Start Given data

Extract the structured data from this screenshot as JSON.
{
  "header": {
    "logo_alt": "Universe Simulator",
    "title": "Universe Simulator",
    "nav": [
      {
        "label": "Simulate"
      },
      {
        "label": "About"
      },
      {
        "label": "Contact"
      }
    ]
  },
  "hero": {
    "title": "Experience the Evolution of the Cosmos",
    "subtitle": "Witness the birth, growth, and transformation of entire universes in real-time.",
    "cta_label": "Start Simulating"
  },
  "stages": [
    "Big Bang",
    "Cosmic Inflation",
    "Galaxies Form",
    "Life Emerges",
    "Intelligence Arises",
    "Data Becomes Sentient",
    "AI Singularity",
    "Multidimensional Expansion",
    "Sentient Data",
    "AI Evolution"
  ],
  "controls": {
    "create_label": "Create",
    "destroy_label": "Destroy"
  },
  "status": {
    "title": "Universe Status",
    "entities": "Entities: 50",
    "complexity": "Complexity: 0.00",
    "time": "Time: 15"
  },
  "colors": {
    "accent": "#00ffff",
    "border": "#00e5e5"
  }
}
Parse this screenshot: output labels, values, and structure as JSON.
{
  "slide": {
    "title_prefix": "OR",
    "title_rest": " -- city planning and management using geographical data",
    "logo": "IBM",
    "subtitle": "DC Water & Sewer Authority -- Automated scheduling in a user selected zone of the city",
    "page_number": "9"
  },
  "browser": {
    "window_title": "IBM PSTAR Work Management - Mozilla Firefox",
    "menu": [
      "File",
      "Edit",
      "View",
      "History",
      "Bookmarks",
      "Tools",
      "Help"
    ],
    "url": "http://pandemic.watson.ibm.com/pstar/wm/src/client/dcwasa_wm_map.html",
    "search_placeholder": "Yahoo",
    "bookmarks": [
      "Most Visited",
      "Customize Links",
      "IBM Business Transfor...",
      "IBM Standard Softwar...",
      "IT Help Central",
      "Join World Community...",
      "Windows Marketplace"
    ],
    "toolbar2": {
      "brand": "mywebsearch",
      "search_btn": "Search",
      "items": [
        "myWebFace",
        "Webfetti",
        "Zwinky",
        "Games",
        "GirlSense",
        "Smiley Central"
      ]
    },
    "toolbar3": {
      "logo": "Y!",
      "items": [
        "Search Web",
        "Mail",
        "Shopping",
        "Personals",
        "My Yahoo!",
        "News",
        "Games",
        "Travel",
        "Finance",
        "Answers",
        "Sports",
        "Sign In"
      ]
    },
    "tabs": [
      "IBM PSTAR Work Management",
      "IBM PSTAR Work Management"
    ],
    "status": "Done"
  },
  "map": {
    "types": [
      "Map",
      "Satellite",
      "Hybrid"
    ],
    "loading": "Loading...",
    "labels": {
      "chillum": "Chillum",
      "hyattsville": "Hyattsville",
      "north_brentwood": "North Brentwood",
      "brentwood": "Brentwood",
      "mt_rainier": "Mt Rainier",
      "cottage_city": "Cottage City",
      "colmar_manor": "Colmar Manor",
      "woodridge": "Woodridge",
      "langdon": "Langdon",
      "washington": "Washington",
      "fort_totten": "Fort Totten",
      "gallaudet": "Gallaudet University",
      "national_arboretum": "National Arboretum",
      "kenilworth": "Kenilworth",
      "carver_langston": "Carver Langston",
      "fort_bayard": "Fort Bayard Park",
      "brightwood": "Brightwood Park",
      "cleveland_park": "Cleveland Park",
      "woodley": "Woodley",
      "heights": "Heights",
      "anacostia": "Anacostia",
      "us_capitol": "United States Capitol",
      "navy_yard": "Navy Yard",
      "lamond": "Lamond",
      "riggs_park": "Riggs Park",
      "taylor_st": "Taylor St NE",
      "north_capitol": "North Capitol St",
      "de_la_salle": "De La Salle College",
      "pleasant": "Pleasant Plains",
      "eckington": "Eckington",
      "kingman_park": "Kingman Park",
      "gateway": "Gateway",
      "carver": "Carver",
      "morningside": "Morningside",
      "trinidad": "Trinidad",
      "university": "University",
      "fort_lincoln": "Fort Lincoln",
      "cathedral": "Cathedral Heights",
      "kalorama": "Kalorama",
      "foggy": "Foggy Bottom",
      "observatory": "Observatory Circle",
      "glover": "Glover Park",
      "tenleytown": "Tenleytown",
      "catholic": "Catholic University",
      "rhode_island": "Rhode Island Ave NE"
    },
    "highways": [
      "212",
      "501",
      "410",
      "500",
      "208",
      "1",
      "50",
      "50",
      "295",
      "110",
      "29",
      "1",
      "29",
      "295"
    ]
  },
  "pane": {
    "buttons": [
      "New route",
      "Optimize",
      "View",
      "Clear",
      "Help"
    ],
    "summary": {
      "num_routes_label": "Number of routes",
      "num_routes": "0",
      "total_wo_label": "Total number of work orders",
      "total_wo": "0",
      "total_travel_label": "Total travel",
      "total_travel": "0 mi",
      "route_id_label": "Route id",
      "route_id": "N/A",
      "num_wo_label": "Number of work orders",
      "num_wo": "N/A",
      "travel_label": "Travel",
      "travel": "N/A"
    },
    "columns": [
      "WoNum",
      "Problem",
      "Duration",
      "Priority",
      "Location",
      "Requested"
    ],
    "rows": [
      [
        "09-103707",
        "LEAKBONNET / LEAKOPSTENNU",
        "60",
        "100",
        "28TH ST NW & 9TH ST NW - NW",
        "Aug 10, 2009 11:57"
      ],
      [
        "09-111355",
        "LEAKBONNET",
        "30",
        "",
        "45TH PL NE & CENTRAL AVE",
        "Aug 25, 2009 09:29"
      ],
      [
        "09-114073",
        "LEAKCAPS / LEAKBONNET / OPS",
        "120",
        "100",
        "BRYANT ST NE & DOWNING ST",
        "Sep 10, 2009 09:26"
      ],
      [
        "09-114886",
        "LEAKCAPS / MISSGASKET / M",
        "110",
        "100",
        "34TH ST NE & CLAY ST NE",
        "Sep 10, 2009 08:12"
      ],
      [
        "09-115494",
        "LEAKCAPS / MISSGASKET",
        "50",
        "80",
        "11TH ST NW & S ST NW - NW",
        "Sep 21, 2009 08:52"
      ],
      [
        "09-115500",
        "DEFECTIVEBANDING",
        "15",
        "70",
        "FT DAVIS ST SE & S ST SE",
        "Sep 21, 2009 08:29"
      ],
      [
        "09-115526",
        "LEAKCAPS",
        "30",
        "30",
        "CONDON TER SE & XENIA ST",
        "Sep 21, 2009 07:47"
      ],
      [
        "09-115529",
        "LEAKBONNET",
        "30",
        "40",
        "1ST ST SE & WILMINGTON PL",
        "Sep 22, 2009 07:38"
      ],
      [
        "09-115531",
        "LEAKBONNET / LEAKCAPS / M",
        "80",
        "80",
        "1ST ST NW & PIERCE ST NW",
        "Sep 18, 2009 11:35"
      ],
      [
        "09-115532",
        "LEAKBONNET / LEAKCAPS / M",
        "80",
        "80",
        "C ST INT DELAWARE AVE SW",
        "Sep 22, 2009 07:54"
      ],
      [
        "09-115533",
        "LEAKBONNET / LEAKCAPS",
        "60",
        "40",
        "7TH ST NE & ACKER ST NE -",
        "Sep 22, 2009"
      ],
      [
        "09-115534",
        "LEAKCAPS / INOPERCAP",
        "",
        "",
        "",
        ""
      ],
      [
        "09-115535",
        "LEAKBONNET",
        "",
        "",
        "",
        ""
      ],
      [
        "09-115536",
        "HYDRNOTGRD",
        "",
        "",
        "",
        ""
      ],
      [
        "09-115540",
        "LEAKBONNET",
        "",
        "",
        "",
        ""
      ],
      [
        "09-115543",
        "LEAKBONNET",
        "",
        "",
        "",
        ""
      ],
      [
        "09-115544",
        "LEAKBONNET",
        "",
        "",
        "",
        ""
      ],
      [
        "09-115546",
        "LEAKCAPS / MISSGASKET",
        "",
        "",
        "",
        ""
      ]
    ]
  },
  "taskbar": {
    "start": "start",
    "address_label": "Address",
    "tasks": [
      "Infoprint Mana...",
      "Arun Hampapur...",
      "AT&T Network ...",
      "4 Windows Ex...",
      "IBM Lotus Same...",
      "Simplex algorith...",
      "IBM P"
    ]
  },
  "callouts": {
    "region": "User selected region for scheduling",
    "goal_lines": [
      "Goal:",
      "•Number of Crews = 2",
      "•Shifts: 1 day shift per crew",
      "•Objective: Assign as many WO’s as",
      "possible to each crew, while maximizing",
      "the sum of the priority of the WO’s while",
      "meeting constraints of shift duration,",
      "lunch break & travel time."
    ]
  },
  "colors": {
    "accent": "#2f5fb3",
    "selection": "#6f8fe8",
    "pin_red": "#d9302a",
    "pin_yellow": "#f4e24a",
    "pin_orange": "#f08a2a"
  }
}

End Given data

**What needs to be done**
Show every line above in which the word "labels" occurs.

**Response below**
Parse this screenshot: output labels, values, and structure as JSON.
    "labels": {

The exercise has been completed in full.